What this task involves:
Reproduce the entries in full, with no changes.

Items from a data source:
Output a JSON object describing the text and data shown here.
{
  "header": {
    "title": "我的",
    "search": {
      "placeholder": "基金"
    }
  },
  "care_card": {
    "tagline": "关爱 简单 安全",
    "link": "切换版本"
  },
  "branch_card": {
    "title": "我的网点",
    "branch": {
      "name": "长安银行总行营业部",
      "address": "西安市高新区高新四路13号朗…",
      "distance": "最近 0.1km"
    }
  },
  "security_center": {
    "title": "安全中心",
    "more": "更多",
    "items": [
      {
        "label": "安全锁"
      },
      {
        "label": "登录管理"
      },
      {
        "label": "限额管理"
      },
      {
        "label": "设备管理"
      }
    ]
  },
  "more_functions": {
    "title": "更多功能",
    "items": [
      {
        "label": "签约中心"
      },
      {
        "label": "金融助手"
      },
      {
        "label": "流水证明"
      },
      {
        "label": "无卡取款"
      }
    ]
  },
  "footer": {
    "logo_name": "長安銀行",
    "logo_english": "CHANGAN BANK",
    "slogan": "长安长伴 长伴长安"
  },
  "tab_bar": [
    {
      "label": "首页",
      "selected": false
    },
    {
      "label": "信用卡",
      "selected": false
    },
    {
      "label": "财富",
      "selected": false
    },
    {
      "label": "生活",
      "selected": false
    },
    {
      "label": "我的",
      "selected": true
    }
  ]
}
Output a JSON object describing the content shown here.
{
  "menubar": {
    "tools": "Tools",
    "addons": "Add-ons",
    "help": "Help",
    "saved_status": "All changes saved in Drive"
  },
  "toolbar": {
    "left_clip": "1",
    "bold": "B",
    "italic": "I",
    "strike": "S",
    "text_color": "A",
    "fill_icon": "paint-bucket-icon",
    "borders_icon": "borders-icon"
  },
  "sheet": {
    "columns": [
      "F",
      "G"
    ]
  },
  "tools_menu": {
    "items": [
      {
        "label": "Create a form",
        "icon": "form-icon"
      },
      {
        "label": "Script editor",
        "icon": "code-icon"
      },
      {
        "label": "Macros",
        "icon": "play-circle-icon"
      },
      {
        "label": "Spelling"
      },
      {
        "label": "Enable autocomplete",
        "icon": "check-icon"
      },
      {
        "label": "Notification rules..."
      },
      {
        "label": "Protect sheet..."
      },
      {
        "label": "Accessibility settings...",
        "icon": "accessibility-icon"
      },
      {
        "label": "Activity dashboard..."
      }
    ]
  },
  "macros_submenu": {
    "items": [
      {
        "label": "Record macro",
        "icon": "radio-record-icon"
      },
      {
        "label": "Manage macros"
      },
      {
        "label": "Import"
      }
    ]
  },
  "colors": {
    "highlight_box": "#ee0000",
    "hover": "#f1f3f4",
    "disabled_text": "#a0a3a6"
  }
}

Expected output:
Output a JSON object describing the text and data shown here.
{
  "header": {
    "title": "我的",
    "search": {
      "placeholder": "基金"
    }
  },
  "care_card": {
    "tagline": "关爱 简单 安全",
    "link": "切换版本"
  },
  "branch_card": {
    "title": "我的网点",
    "branch": {
      "name": "长安银行总行营业部",
      "address": "西安市高新区高新四路13号朗…",
      "distance": "最近 0.1km"
    }
  },
  "security_center": {
    "title": "安全中心",
    "more": "更多",
    "items": [
      {
        "label": "安全锁"
      },
      {
        "label": "登录管理"
      },
      {
        "label": "限额管理"
      },
      {
        "label": "设备管理"
      }
    ]
  },
  "more_functions": {
    "title": "更多功能",
    "items": [
      {
        "label": "签约中心"
      },
      {
        "label": "金融助手"
      },
      {
        "label": "流水证明"
      },
      {
        "label": "无卡取款"
      }
    ]
  },
  "footer": {
    "logo_name": "長安銀行",
    "logo_english": "CHANGAN BANK",
    "slogan": "长安长伴 长伴长安"
  },
  "tab_bar": [
    {
      "label": "首页",
      "selected": false
    },
    {
      "label": "信用卡",
      "selected": false
    },
    {
      "label": "财富",
      "selected": false
    },
    {
      "label": "生活",
      "selected": false
    },
    {
      "label": "我的",
      "selected": true
    }
  ]
}
Output a JSON object describing the content shown here.
{
  "menubar": {
    "tools": "Tools",
    "addons": "Add-ons",
    "help": "Help",
    "saved_status": "All changes saved in Drive"
  },
  "toolbar": {
    "left_clip": "1",
    "bold": "B",
    "italic": "I",
    "strike": "S",
    "text_color": "A",
    "fill_icon": "paint-bucket-icon",
    "borders_icon": "borders-icon"
  },
  "sheet": {
    "columns": [
      "F",
      "G"
    ]
  },
  "tools_menu": {
    "items": [
      {
        "label": "Create a form",
        "icon": "form-icon"
      },
      {
        "label": "Script editor",
        "icon": "code-icon"
      },
      {
        "label": "Macros",
        "icon": "play-circle-icon"
      },
      {
        "label": "Spelling"
      },
      {
        "label": "Enable autocomplete",
        "icon": "check-icon"
      },
      {
        "label": "Notification rules..."
      },
      {
        "label": "Protect sheet..."
      },
      {
        "label": "Accessibility settings...",
        "icon": "accessibility-icon"
      },
      {
        "label": "Activity dashboard..."
      }
    ]
  },
  "macros_submenu": {
    "items": [
      {
        "label": "Record macro",
        "icon": "radio-record-icon"
      },
      {
        "label": "Manage macros"
      },
      {
        "label": "Import"
      }
    ]
  },
  "colors": {
    "highlight_box": "#ee0000",
    "hover": "#f1f3f4",
    "disabled_text": "#a0a3a6"
  }
}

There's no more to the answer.